TASK OBJECTIVE | Look at the entries below and reproduce them exactly.

— Begin SUPPLIED MATERIAL —

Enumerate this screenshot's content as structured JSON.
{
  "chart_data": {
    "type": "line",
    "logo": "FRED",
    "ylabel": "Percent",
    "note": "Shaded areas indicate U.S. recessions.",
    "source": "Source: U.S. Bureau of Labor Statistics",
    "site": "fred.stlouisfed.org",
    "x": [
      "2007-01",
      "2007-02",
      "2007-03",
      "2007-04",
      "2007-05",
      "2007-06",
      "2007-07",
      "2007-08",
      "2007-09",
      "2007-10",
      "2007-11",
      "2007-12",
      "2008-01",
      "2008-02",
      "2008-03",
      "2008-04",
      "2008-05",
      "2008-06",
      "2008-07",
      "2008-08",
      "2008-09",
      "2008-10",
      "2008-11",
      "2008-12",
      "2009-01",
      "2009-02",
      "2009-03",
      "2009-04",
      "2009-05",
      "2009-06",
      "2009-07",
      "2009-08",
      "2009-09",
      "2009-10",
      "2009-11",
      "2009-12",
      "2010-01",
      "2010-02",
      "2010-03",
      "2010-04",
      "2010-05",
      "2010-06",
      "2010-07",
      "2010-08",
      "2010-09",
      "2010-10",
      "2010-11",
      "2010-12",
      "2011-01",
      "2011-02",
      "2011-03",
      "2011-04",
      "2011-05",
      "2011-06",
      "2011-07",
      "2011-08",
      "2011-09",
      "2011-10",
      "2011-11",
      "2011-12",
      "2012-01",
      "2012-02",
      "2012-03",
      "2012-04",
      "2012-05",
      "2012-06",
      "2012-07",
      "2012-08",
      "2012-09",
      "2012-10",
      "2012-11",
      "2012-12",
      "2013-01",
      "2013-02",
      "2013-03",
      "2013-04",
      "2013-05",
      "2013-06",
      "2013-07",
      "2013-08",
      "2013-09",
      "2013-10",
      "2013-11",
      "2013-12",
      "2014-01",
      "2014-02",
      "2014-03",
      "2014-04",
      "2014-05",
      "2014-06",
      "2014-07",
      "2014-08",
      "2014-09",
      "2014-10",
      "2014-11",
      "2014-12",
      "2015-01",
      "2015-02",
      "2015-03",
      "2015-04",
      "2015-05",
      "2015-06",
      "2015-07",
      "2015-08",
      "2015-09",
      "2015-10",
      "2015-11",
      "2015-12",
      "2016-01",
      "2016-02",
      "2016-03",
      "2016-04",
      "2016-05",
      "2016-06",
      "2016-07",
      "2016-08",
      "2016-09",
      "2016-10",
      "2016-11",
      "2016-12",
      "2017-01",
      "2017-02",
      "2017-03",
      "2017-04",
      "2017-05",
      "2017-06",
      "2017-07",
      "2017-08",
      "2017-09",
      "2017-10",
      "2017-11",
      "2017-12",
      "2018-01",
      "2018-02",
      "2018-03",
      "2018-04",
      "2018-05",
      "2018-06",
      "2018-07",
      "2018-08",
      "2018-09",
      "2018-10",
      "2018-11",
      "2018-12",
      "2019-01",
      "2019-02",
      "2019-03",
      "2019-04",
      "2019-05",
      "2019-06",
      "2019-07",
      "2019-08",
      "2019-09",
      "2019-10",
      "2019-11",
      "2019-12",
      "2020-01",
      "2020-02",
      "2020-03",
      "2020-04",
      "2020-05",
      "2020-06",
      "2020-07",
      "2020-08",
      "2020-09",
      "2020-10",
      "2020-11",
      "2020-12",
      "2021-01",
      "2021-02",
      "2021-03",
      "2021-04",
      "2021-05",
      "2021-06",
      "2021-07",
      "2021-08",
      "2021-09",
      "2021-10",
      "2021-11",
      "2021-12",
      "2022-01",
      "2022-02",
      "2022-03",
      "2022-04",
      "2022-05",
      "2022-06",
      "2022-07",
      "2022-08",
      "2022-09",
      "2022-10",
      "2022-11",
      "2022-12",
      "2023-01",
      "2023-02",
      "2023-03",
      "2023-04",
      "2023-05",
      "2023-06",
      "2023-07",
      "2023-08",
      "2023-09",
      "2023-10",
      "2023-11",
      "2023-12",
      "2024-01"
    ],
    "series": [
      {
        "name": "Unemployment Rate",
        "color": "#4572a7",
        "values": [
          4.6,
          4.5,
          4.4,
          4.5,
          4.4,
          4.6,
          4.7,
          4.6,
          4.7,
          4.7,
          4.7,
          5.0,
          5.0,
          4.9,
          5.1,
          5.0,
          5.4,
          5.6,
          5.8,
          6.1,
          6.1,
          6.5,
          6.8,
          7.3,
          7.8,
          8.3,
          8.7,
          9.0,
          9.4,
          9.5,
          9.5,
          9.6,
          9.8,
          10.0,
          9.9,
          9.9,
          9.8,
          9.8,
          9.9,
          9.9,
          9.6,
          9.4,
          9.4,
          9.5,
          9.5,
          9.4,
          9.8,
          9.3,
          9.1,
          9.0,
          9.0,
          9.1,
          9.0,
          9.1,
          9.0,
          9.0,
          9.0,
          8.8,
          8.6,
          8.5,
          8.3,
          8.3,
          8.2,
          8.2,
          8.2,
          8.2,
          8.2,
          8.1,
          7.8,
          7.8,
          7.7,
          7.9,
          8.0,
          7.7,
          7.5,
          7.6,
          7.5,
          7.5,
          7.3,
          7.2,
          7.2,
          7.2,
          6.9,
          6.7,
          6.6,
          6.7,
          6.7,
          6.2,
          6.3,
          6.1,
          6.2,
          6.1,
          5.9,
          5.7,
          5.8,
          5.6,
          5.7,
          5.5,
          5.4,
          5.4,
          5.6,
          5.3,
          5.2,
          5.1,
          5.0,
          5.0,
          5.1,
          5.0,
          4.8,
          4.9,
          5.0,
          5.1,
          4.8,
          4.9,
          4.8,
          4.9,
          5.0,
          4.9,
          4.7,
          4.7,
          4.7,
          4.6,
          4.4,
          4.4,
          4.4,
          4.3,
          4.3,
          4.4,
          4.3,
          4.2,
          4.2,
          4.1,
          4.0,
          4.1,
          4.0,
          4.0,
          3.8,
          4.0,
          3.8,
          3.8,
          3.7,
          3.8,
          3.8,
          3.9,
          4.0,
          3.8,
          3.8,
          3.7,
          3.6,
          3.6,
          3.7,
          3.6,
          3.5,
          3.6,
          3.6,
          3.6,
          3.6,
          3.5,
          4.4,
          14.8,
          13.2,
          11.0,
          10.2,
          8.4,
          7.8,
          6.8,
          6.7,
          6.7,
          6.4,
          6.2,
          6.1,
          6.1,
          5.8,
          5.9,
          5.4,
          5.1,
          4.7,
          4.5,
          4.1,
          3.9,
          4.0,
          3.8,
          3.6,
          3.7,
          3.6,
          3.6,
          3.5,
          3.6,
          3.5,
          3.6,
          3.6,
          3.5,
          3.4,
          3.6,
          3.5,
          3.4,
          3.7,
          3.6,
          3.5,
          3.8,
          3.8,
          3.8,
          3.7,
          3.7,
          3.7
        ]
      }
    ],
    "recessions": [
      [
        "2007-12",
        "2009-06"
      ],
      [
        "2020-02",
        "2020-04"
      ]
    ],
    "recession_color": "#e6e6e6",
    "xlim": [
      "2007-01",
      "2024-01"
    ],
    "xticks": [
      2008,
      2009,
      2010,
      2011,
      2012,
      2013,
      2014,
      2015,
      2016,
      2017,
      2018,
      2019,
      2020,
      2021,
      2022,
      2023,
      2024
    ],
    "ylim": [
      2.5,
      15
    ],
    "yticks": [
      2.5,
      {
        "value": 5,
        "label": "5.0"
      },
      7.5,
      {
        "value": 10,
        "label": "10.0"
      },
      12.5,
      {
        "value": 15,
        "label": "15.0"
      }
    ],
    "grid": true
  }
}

— End SUPPLIED MATERIAL —

RESULT OF THE EXERCISE |
Enumerate this screenshot's content as structured JSON.
{
  "chart_data": {
    "type": "line",
    "logo": "FRED",
    "ylabel": "Percent",
    "note": "Shaded areas indicate U.S. recessions.",
    "source": "Source: U.S. Bureau of Labor Statistics",
    "site": "fred.stlouisfed.org",
    "x": [
      "2007-01",
      "2007-02",
      "2007-03",
      "2007-04",
      "2007-05",
      "2007-06",
      "2007-07",
      "2007-08",
      "2007-09",
      "2007-10",
      "2007-11",
      "2007-12",
      "2008-01",
      "2008-02",
      "2008-03",
      "2008-04",
      "2008-05",
      "2008-06",
      "2008-07",
      "2008-08",
      "2008-09",
      "2008-10",
      "2008-11",
      "2008-12",
      "2009-01",
      "2009-02",
      "2009-03",
      "2009-04",
      "2009-05",
      "2009-06",
      "2009-07",
      "2009-08",
      "2009-09",
      "2009-10",
      "2009-11",
      "2009-12",
      "2010-01",
      "2010-02",
      "2010-03",
      "2010-04",
      "2010-05",
      "2010-06",
      "2010-07",
      "2010-08",
      "2010-09",
      "2010-10",
      "2010-11",
      "2010-12",
      "2011-01",
      "2011-02",
      "2011-03",
      "2011-04",
      "2011-05",
      "2011-06",
      "2011-07",
      "2011-08",
      "2011-09",
      "2011-10",
      "2011-11",
      "2011-12",
      "2012-01",
      "2012-02",
      "2012-03",
      "2012-04",
      "2012-05",
      "2012-06",
      "2012-07",
      "2012-08",
      "2012-09",
      "2012-10",
      "2012-11",
      "2012-12",
      "2013-01",
      "2013-02",
      "2013-03",
      "2013-04",
      "2013-05",
      "2013-06",
      "2013-07",
      "2013-08",
      "2013-09",
      "2013-10",
      "2013-11",
      "2013-12",
      "2014-01",
      "2014-02",
      "2014-03",
      "2014-04",
      "2014-05",
      "2014-06",
      "2014-07",
      "2014-08",
      "2014-09",
      "2014-10",
      "2014-11",
      "2014-12",
      "2015-01",
      "2015-02",
      "2015-03",
      "2015-04",
      "2015-05",
      "2015-06",
      "2015-07",
      "2015-08",
      "2015-09",
      "2015-10",
      "2015-11",
      "2015-12",
      "2016-01",
      "2016-02",
      "2016-03",
      "2016-04",
      "2016-05",
      "2016-06",
      "2016-07",
      "2016-08",
      "2016-09",
      "2016-10",
      "2016-11",
      "2016-12",
      "2017-01",
      "2017-02",
      "2017-03",
      "2017-04",
      "2017-05",
      "2017-06",
      "2017-07",
      "2017-08",
      "2017-09",
      "2017-10",
      "2017-11",
      "2017-12",
      "2018-01",
      "2018-02",
      "2018-03",
      "2018-04",
      "2018-05",
      "2018-06",
      "2018-07",
      "2018-08",
      "2018-09",
      "2018-10",
      "2018-11",
      "2018-12",
      "2019-01",
      "2019-02",
      "2019-03",
      "2019-04",
      "2019-05",
      "2019-06",
      "2019-07",
      "2019-08",
      "2019-09",
      "2019-10",
      "2019-11",
      "2019-12",
      "2020-01",
      "2020-02",
      "2020-03",
      "2020-04",
      "2020-05",
      "2020-06",
      "2020-07",
      "2020-08",
      "2020-09",
      "2020-10",
      "2020-11",
      "2020-12",
      "2021-01",
      "2021-02",
      "2021-03",
      "2021-04",
      "2021-05",
      "2021-06",
      "2021-07",
      "2021-08",
      "2021-09",
      "2021-10",
      "2021-11",
      "2021-12",
      "2022-01",
      "2022-02",
      "2022-03",
      "2022-04",
      "2022-05",
      "2022-06",
      "2022-07",
      "2022-08",
      "2022-09",
      "2022-10",
      "2022-11",
      "2022-12",
      "2023-01",
      "2023-02",
      "2023-03",
      "2023-04",
      "2023-05",
      "2023-06",
      "2023-07",
      "2023-08",
      "2023-09",
      "2023-10",
      "2023-11",
      "2023-12",
      "2024-01"
    ],
    "series": [
      {
        "name": "Unemployment Rate",
        "color": "#4572a7",
        "values": [
          4.6,
          4.5,
          4.4,
          4.5,
          4.4,
          4.6,
          4.7,
          4.6,
          4.7,
          4.7,
          4.7,
          5.0,
          5.0,
          4.9,
          5.1,
          5.0,
          5.4,
          5.6,
          5.8,
          6.1,
          6.1,
          6.5,
          6.8,
          7.3,
          7.8,
          8.3,
          8.7,
          9.0,
          9.4,
          9.5,
          9.5,
          9.6,
          9.8,
          10.0,
          9.9,
          9.9,
          9.8,
          9.8,
          9.9,
          9.9,
          9.6,
          9.4,
          9.4,
          9.5,
          9.5,
          9.4,
          9.8,
          9.3,
          9.1,
          9.0,
          9.0,
          9.1,
          9.0,
          9.1,
          9.0,
          9.0,
          9.0,
          8.8,
          8.6,
          8.5,
          8.3,
          8.3,
          8.2,
          8.2,
          8.2,
          8.2,
          8.2,
          8.1,
          7.8,
          7.8,
          7.7,
          7.9,
          8.0,
          7.7,
          7.5,
          7.6,
          7.5,
          7.5,
          7.3,
          7.2,
          7.2,
          7.2,
          6.9,
          6.7,
          6.6,
          6.7,
          6.7,
          6.2,
          6.3,
          6.1,
          6.2,
          6.1,
          5.9,
          5.7,
          5.8,
          5.6,
          5.7,
          5.5,
          5.4,
          5.4,
          5.6,
          5.3,
          5.2,
          5.1,
          5.0,
          5.0,
          5.1,
          5.0,
          4.8,
          4.9,
          5.0,
          5.1,
          4.8,
          4.9,
          4.8,
          4.9,
          5.0,
          4.9,
          4.7,
          4.7,
          4.7,
          4.6,
          4.4,
          4.4,
          4.4,
          4.3,
          4.3,
          4.4,
          4.3,
          4.2,
          4.2,
          4.1,
          4.0,
          4.1,
          4.0,
          4.0,
          3.8,
          4.0,
          3.8,
          3.8,
          3.7,
          3.8,
          3.8,
          3.9,
          4.0,
          3.8,
          3.8,
          3.7,
          3.6,
          3.6,
          3.7,
          3.6,
          3.5,
          3.6,
          3.6,
          3.6,
          3.6,
          3.5,
          4.4,
          14.8,
          13.2,
          11.0,
          10.2,
          8.4,
          7.8,
          6.8,
          6.7,
          6.7,
          6.4,
          6.2,
          6.1,
          6.1,
          5.8,
          5.9,
          5.4,
          5.1,
          4.7,
          4.5,
          4.1,
          3.9,
          4.0,
          3.8,
          3.6,
          3.7,
          3.6,
          3.6,
          3.5,
          3.6,
          3.5,
          3.6,
          3.6,
          3.5,
          3.4,
          3.6,
          3.5,
          3.4,
          3.7,
          3.6,
          3.5,
          3.8,
          3.8,
          3.8,
          3.7,
          3.7,
          3.7
        ]
      }
    ],
    "recessions": [
      [
        "2007-12",
        "2009-06"
      ],
      [
        "2020-02",
        "2020-04"
      ]
    ],
    "recession_color": "#e6e6e6",
    "xlim": [
      "2007-01",
      "2024-01"
    ],
    "xticks": [
      2008,
      2009,
      2010,
      2011,
      2012,
      2013,
      2014,
      2015,
      2016,
      2017,
      2018,
      2019,
      2020,
      2021,
      2022,
      2023,
      2024
    ],
    "ylim": [
      2.5,
      15
    ],
    "yticks": [
      2.5,
      {
        "value": 5,
        "label": "5.0"
      },
      7.5,
      {
        "value": 10,
        "label": "10.0"
      },
      12.5,
      {
        "value": 15,
        "label": "15.0"
      }
    ],
    "grid": true
  }
}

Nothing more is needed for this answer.